Copy the entries from the first line up to and including the line with "extrude-face[interactable]: 拉出面 bbox=[370, 74, 436, 93]", replacing "pencil-icon" with "edit-icon" and leaving everything else unchanged.

SUPPLIED MATERIAL —
Begin

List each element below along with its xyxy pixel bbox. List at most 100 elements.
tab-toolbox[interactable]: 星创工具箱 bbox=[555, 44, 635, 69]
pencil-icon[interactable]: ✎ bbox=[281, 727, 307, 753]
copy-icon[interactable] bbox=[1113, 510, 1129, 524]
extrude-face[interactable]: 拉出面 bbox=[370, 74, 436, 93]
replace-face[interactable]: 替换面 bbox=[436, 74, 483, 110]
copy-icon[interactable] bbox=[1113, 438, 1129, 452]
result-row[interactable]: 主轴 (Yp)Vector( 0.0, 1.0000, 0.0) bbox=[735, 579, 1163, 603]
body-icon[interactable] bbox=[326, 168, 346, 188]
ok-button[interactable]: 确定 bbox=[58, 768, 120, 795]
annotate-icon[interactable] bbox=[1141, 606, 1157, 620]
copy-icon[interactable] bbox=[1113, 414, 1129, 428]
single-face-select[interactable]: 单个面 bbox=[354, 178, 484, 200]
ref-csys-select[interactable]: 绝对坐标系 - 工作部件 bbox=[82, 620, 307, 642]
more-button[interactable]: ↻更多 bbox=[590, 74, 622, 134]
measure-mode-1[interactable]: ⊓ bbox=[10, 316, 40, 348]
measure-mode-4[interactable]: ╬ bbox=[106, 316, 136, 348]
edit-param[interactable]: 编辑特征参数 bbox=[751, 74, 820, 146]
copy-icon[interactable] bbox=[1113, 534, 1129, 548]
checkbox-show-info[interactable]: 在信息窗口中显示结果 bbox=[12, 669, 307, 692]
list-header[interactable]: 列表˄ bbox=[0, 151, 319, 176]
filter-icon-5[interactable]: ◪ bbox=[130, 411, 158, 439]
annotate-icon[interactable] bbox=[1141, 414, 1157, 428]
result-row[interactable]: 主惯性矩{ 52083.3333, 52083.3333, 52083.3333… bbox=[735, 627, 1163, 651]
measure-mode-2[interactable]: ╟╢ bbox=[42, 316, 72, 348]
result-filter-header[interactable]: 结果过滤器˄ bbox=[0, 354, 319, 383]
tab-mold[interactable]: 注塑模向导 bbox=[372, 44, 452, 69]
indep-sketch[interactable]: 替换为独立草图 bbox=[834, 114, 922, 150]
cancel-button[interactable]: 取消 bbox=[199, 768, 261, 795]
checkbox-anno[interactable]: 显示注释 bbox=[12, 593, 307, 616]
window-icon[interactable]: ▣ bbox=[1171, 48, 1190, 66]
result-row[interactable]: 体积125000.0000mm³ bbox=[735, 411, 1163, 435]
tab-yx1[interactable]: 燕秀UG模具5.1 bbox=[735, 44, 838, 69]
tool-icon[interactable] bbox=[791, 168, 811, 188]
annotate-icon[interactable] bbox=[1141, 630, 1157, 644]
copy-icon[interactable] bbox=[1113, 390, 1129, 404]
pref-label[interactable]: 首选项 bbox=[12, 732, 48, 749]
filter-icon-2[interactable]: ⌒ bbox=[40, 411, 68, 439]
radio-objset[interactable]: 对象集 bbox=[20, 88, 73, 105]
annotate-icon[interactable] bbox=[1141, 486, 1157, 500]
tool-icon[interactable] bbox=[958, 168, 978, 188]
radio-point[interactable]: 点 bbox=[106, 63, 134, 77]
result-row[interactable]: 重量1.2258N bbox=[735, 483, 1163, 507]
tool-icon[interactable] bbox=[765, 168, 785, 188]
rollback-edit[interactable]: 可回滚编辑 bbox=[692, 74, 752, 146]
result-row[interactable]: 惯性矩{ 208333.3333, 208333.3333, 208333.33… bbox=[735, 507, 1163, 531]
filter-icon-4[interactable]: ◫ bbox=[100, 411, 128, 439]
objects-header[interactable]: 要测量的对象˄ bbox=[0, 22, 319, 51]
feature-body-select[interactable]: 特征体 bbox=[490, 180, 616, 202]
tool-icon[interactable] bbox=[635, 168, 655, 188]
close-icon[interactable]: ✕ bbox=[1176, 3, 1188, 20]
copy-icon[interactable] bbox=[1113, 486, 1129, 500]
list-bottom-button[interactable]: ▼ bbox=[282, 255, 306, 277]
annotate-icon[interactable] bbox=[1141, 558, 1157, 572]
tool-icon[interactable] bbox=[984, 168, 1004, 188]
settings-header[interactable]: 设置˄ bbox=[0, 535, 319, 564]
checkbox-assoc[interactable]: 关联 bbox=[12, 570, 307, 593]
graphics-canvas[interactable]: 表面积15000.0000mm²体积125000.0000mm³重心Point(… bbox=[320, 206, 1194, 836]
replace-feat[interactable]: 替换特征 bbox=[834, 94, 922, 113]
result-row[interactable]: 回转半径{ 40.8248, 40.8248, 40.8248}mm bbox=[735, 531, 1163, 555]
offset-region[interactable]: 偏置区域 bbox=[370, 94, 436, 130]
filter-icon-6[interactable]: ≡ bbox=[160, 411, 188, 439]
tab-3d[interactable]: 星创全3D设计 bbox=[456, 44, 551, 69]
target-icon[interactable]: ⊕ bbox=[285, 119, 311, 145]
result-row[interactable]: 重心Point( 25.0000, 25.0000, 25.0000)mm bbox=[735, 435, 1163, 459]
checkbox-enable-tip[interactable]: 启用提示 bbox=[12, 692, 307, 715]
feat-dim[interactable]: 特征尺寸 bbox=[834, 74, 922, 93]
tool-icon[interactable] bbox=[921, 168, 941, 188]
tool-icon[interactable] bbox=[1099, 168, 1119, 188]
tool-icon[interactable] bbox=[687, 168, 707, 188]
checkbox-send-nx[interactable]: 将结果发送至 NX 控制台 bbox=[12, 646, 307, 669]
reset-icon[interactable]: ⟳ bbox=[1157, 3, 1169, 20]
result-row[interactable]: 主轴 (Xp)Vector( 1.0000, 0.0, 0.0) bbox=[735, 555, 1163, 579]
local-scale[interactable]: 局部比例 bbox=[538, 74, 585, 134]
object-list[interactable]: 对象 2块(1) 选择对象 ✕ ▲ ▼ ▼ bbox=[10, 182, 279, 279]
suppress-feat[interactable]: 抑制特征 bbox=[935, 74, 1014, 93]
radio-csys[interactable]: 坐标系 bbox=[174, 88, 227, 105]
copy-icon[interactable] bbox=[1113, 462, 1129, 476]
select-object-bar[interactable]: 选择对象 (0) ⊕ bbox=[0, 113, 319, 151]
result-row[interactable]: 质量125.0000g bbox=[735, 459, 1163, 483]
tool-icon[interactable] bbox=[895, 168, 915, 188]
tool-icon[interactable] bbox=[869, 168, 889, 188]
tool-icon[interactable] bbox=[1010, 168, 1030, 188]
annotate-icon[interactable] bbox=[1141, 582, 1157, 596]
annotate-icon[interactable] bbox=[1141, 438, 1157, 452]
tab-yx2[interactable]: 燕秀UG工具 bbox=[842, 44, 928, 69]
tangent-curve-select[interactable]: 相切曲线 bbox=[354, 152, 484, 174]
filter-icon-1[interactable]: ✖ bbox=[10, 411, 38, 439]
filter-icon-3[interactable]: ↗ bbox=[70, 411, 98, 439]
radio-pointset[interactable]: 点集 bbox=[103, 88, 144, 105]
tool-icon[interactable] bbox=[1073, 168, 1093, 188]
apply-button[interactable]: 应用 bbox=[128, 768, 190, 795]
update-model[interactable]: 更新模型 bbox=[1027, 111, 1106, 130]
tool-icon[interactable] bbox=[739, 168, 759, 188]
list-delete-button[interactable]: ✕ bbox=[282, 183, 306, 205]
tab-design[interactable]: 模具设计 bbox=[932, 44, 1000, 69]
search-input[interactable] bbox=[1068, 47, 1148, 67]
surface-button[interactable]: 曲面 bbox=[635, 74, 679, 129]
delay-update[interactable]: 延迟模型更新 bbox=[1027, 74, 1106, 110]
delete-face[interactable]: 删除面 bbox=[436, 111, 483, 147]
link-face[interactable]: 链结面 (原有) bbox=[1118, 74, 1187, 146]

End

TASK SOLUTION —
List each element below along with its xyxy pixel bbox. List at most 100 elements.
tab-toolbox[interactable]: 星创工具箱 bbox=[555, 44, 635, 69]
edit-icon[interactable]: ✎ bbox=[281, 727, 307, 753]
copy-icon[interactable] bbox=[1113, 510, 1129, 524]
extrude-face[interactable]: 拉出面 bbox=[370, 74, 436, 93]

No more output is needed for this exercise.